[Collected data]
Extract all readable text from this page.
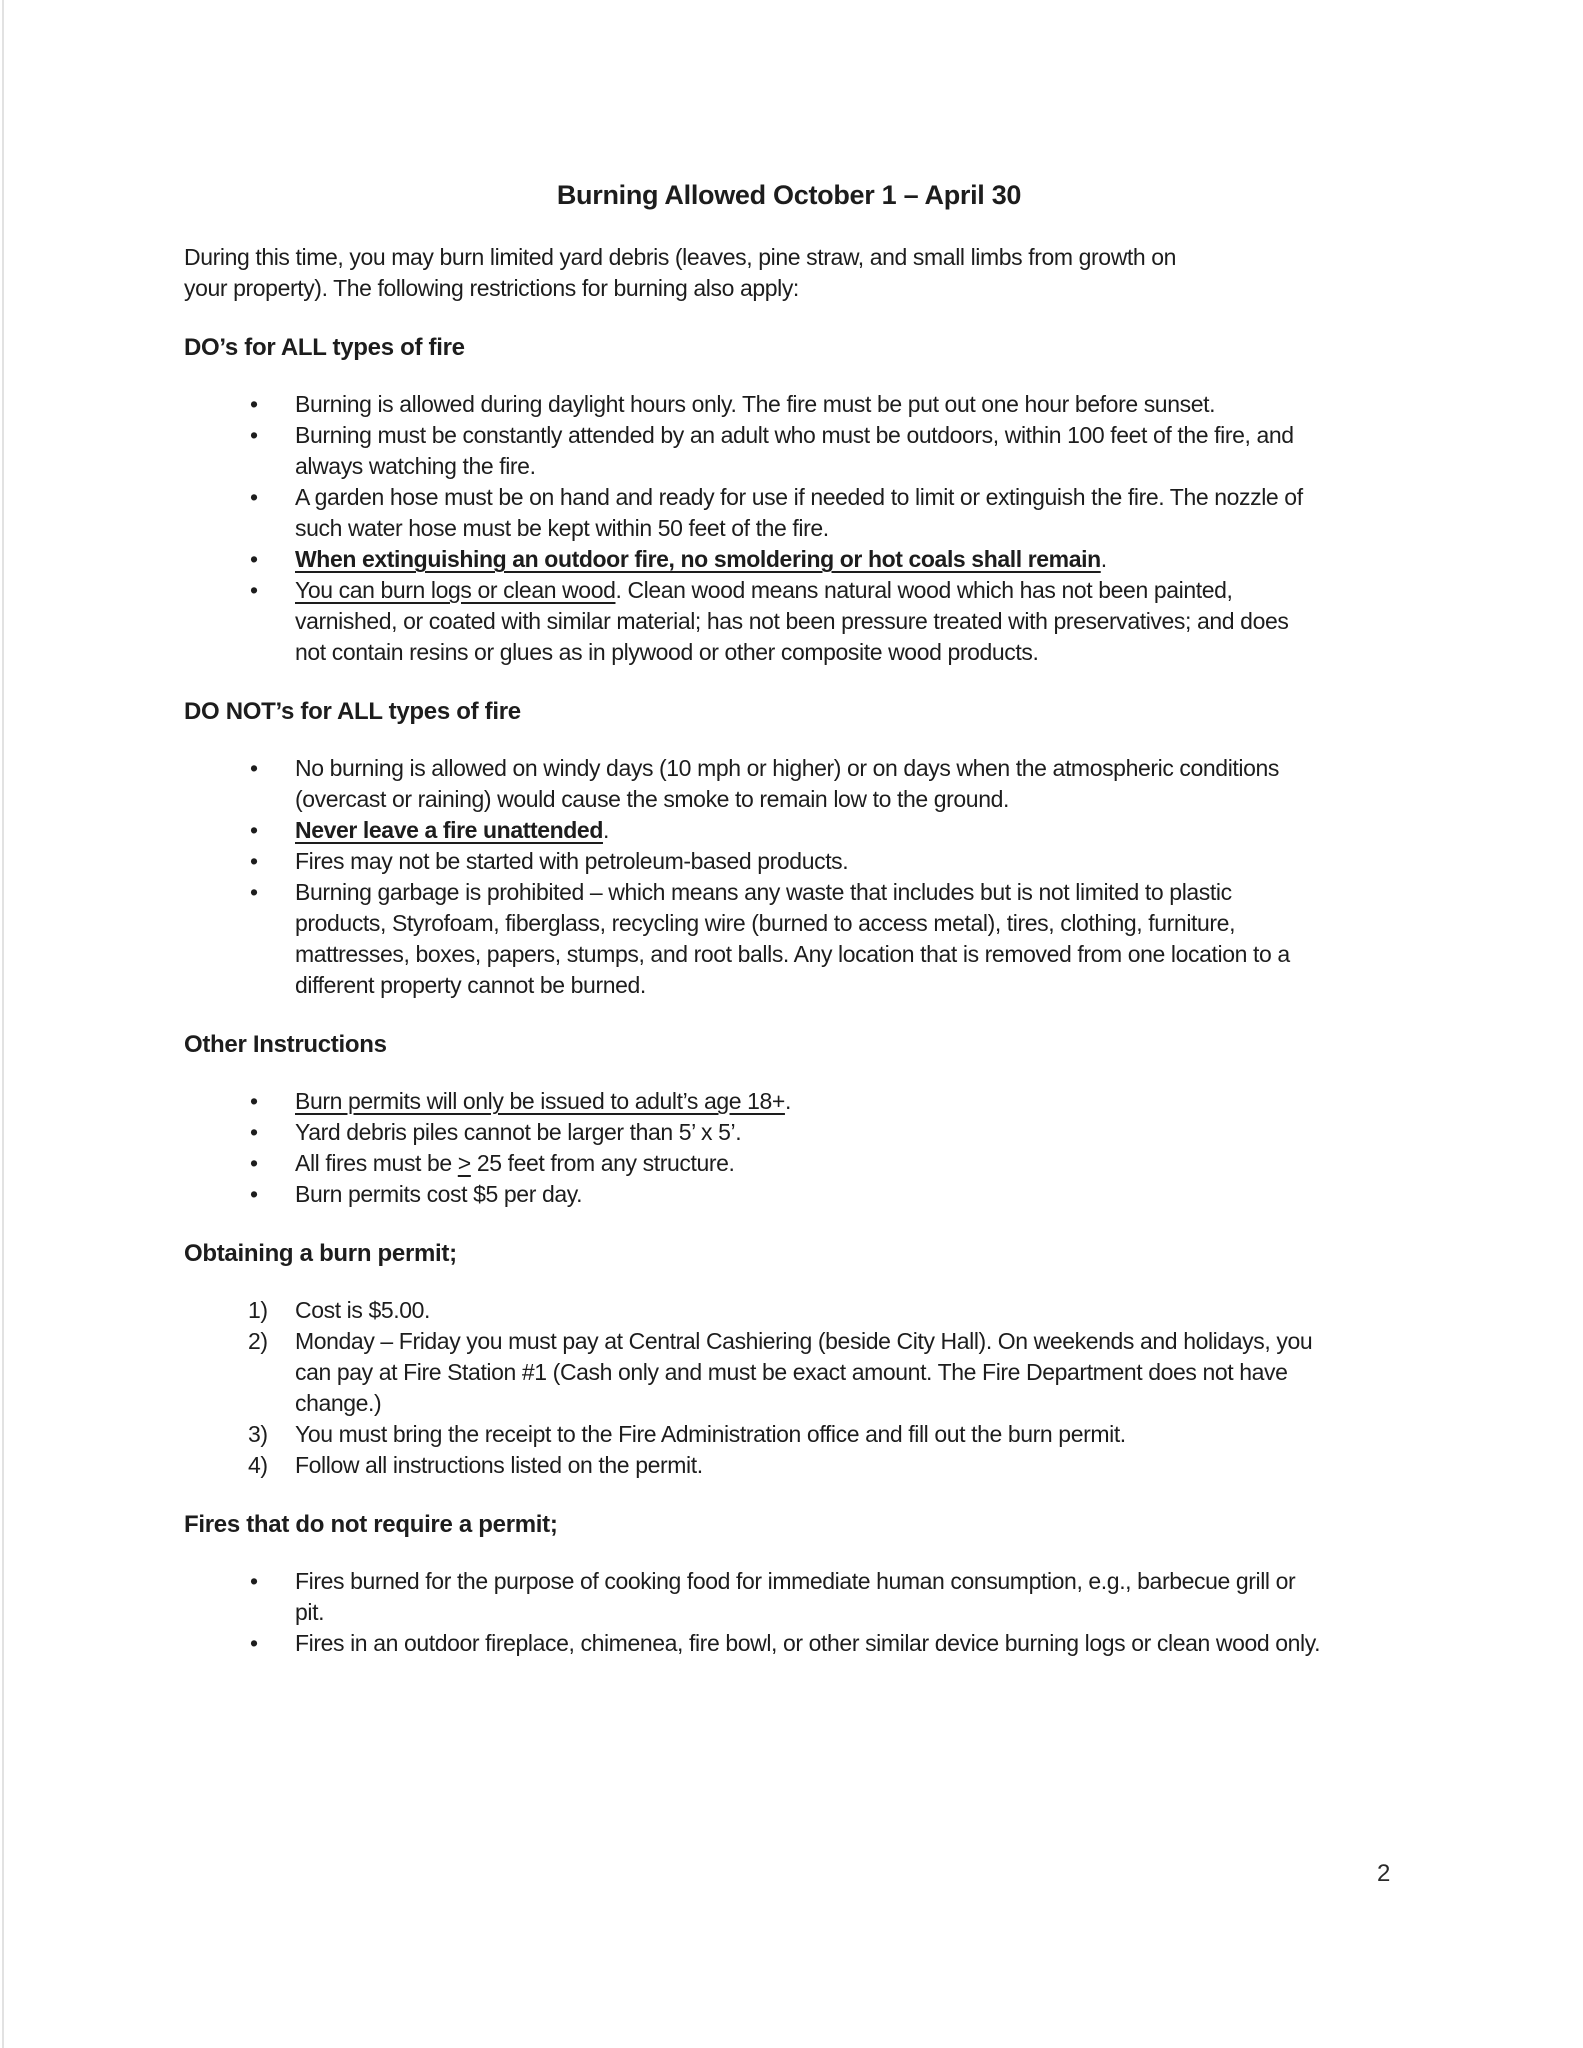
Burning Allowed October 1 – April 30
During this time, you may burn limited yard debris (leaves, pine straw, and small limbs from growth on
your property). The following restrictions for burning also apply:
DO’s for ALL types of fire
• Burning is allowed during daylight hours only. The fire must be put out one hour before sunset.
• Burning must be constantly attended by an adult who must be outdoors, within 100 feet of the fire, and
always watching the fire.
• A garden hose must be on hand and ready for use if needed to limit or extinguish the fire. The nozzle of
such water hose must be kept within 50 feet of the fire.
• When extinguishing an outdoor fire, no smoldering or hot coals shall remain.
• You can burn logs or clean wood. Clean wood means natural wood which has not been painted,
varnished, or coated with similar material; has not been pressure treated with preservatives; and does
not contain resins or glues as in plywood or other composite wood products.
DO NOT’s for ALL types of fire
• No burning is allowed on windy days (10 mph or higher) or on days when the atmospheric conditions
(overcast or raining) would cause the smoke to remain low to the ground.
• Never leave a fire unattended.
• Fires may not be started with petroleum-based products.
• Burning garbage is prohibited – which means any waste that includes but is not limited to plastic
products, Styrofoam, fiberglass, recycling wire (burned to access metal), tires, clothing, furniture,
mattresses, boxes, papers, stumps, and root balls. Any location that is removed from one location to a
different property cannot be burned.
Other Instructions
• Burn permits will only be issued to adult’s age 18+.
• Yard debris piles cannot be larger than 5’ x 5’.
• All fires must be ≥ 25 feet from any structure.
• Burn permits cost $5 per day.
Obtaining a burn permit;
1) Cost is $5.00.
2) Monday – Friday you must pay at Central Cashiering (beside City Hall). On weekends and holidays, you
can pay at Fire Station #1 (Cash only and must be exact amount. The Fire Department does not have
change.)
3) You must bring the receipt to the Fire Administration office and fill out the burn permit.
4) Follow all instructions listed on the permit.
Fires that do not require a permit;
• Fires burned for the purpose of cooking food for immediate human consumption, e.g., barbecue grill or
pit.
• Fires in an outdoor fireplace, chimenea, fire bowl, or other similar device burning logs or clean wood only.
2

Job | Find every line in the records above that contains the word "permits", and copy each one.

Task answer |
• Burn permits will only be issued to adult’s age 18+.
• Burn permits cost $5 per day.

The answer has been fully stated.